Copy out every line exactly, passing over the pictures.

__SUPPLIED RECORDS__:

——

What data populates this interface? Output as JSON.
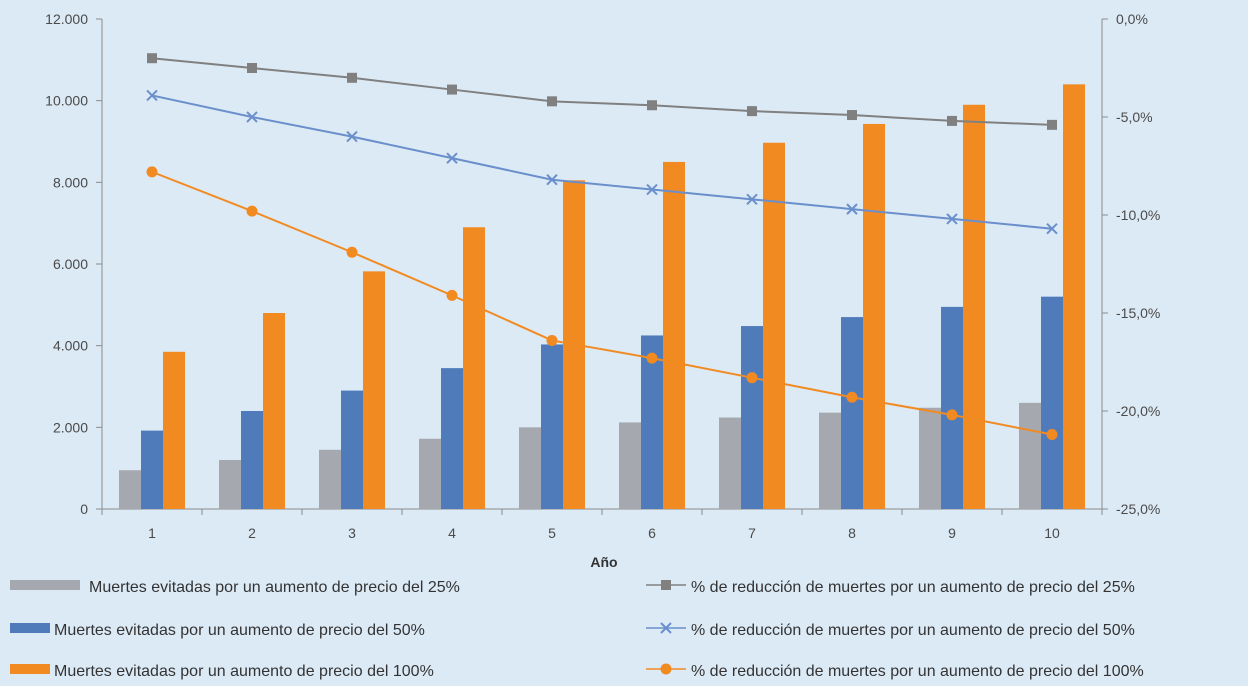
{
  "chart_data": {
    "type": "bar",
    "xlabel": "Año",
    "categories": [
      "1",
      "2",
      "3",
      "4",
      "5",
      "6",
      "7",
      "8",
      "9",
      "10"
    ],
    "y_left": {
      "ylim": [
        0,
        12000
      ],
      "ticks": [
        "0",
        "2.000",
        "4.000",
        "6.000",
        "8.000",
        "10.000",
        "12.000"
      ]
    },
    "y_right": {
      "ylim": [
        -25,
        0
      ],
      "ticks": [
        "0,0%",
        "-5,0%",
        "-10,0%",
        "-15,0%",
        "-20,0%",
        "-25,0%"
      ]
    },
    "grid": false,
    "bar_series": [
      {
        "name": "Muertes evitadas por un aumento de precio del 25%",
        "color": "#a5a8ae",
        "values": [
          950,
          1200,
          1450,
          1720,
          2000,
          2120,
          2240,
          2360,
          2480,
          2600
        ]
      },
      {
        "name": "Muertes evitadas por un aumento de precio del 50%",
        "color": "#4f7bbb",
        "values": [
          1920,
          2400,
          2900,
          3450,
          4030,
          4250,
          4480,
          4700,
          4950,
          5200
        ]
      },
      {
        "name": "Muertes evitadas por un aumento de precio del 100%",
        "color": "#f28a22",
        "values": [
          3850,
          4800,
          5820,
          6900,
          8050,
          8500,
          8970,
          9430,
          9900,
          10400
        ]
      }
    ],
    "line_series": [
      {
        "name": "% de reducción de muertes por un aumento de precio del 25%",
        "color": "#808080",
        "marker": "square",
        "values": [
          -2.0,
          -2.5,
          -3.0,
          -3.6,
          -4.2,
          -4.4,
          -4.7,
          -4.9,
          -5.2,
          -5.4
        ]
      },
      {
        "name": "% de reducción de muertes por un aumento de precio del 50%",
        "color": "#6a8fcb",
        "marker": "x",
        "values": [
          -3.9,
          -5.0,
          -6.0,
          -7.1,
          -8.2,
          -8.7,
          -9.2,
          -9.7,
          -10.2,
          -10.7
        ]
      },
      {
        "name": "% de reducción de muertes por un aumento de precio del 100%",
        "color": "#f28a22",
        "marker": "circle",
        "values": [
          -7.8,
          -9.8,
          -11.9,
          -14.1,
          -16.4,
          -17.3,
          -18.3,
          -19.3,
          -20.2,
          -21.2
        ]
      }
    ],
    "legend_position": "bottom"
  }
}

——

__TASK SOLUTION__:
What data populates this interface? Output as JSON.
{
  "chart_data": {
    "type": "bar",
    "xlabel": "Año",
    "categories": [
      "1",
      "2",
      "3",
      "4",
      "5",
      "6",
      "7",
      "8",
      "9",
      "10"
    ],
    "y_left": {
      "ylim": [
        0,
        12000
      ],
      "ticks": [
        "0",
        "2.000",
        "4.000",
        "6.000",
        "8.000",
        "10.000",
        "12.000"
      ]
    },
    "y_right": {
      "ylim": [
        -25,
        0
      ],
      "ticks": [
        "0,0%",
        "-5,0%",
        "-10,0%",
        "-15,0%",
        "-20,0%",
        "-25,0%"
      ]
    },
    "grid": false,
    "bar_series": [
      {
        "name": "Muertes evitadas por un aumento de precio del 25%",
        "color": "#a5a8ae",
        "values": [
          950,
          1200,
          1450,
          1720,
          2000,
          2120,
          2240,
          2360,
          2480,
          2600
        ]
      },
      {
        "name": "Muertes evitadas por un aumento de precio del 50%",
        "color": "#4f7bbb",
        "values": [
          1920,
          2400,
          2900,
          3450,
          4030,
          4250,
          4480,
          4700,
          4950,
          5200
        ]
      },
      {
        "name": "Muertes evitadas por un aumento de precio del 100%",
        "color": "#f28a22",
        "values": [
          3850,
          4800,
          5820,
          6900,
          8050,
          8500,
          8970,
          9430,
          9900,
          10400
        ]
      }
    ],
    "line_series": [
      {
        "name": "% de reducción de muertes por un aumento de precio del 25%",
        "color": "#808080",
        "marker": "square",
        "values": [
          -2.0,
          -2.5,
          -3.0,
          -3.6,
          -4.2,
          -4.4,
          -4.7,
          -4.9,
          -5.2,
          -5.4
        ]
      },
      {
        "name": "% de reducción de muertes por un aumento de precio del 50%",
        "color": "#6a8fcb",
        "marker": "x",
        "values": [
          -3.9,
          -5.0,
          -6.0,
          -7.1,
          -8.2,
          -8.7,
          -9.2,
          -9.7,
          -10.2,
          -10.7
        ]
      },
      {
        "name": "% de reducción de muertes por un aumento de precio del 100%",
        "color": "#f28a22",
        "marker": "circle",
        "values": [
          -7.8,
          -9.8,
          -11.9,
          -14.1,
          -16.4,
          -17.3,
          -18.3,
          -19.3,
          -20.2,
          -21.2
        ]
      }
    ],
    "legend_position": "bottom"
  }
}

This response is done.